WRITTEN EXERCISE -> Below are some entries. Output each one exactly as it appears.

SUPPLIED DATA ->
■ ■ ■
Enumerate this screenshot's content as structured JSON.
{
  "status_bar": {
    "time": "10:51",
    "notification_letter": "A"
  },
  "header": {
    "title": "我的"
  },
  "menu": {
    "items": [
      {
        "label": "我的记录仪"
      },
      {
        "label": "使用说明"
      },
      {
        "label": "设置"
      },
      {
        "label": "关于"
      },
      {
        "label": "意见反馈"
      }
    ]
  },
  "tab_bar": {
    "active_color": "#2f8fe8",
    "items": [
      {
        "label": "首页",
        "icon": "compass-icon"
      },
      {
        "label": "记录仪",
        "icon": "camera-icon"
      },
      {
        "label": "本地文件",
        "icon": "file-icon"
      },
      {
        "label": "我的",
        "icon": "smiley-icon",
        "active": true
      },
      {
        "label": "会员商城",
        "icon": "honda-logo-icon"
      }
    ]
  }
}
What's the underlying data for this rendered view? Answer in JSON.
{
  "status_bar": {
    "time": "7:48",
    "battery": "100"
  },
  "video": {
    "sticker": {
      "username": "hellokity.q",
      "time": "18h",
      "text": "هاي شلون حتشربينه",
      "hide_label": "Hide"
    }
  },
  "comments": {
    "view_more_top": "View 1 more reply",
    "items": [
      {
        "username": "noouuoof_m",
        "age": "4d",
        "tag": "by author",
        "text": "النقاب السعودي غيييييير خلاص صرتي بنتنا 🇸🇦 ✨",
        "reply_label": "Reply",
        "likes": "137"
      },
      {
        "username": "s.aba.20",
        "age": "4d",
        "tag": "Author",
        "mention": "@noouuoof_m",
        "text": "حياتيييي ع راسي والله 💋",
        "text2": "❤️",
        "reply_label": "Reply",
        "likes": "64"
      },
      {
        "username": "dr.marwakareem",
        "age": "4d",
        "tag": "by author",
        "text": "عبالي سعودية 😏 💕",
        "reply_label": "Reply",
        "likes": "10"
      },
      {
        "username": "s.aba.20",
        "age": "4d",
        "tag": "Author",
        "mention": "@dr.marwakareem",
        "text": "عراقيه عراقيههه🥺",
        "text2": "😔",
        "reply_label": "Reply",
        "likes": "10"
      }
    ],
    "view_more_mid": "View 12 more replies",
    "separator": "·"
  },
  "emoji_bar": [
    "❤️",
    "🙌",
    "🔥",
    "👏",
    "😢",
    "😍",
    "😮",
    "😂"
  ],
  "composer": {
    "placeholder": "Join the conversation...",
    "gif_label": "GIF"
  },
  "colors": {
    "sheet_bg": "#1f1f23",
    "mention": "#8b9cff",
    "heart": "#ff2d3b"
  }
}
■ ■ ■
RESPONSE TO THE EXERCISE ->
Enumerate this screenshot's content as structured JSON.
{
  "status_bar": {
    "time": "10:51",
    "notification_letter": "A"
  },
  "header": {
    "title": "我的"
  },
  "menu": {
    "items": [
      {
        "label": "我的记录仪"
      },
      {
        "label": "使用说明"
      },
      {
        "label": "设置"
      },
      {
        "label": "关于"
      },
      {
        "label": "意见反馈"
      }
    ]
  },
  "tab_bar": {
    "active_color": "#2f8fe8",
    "items": [
      {
        "label": "首页",
        "icon": "compass-icon"
      },
      {
        "label": "记录仪",
        "icon": "camera-icon"
      },
      {
        "label": "本地文件",
        "icon": "file-icon"
      },
      {
        "label": "我的",
        "icon": "smiley-icon",
        "active": true
      },
      {
        "label": "会员商城",
        "icon": "honda-logo-icon"
      }
    ]
  }
}
What's the underlying data for this rendered view? Answer in JSON.
{
  "status_bar": {
    "time": "7:48",
    "battery": "100"
  },
  "video": {
    "sticker": {
      "username": "hellokity.q",
      "time": "18h",
      "text": "هاي شلون حتشربينه",
      "hide_label": "Hide"
    }
  },
  "comments": {
    "view_more_top": "View 1 more reply",
    "items": [
      {
        "username": "noouuoof_m",
        "age": "4d",
        "tag": "by author",
        "text": "النقاب السعودي غيييييير خلاص صرتي بنتنا 🇸🇦 ✨",
        "reply_label": "Reply",
        "likes": "137"
      },
      {
        "username": "s.aba.20",
        "age": "4d",
        "tag": "Author",
        "mention": "@noouuoof_m",
        "text": "حياتيييي ع راسي والله 💋",
        "text2": "❤️",
        "reply_label": "Reply",
        "likes": "64"
      },
      {
        "username": "dr.marwakareem",
        "age": "4d",
        "tag": "by author",
        "text": "عبالي سعودية 😏 💕",
        "reply_label": "Reply",
        "likes": "10"
      },
      {
        "username": "s.aba.20",
        "age": "4d",
        "tag": "Author",
        "mention": "@dr.marwakareem",
        "text": "عراقيه عراقيههه🥺",
        "text2": "😔",
        "reply_label": "Reply",
        "likes": "10"
      }
    ],
    "view_more_mid": "View 12 more replies",
    "separator": "·"
  },
  "emoji_bar": [
    "❤️",
    "🙌",
    "🔥",
    "👏",
    "😢",
    "😍",
    "😮",
    "😂"
  ],
  "composer": {
    "placeholder": "Join the conversation...",
    "gif_label": "GIF"
  },
  "colors": {
    "sheet_bg": "#1f1f23",
    "mention": "#8b9cff",
    "heart": "#ff2d3b"
  }
}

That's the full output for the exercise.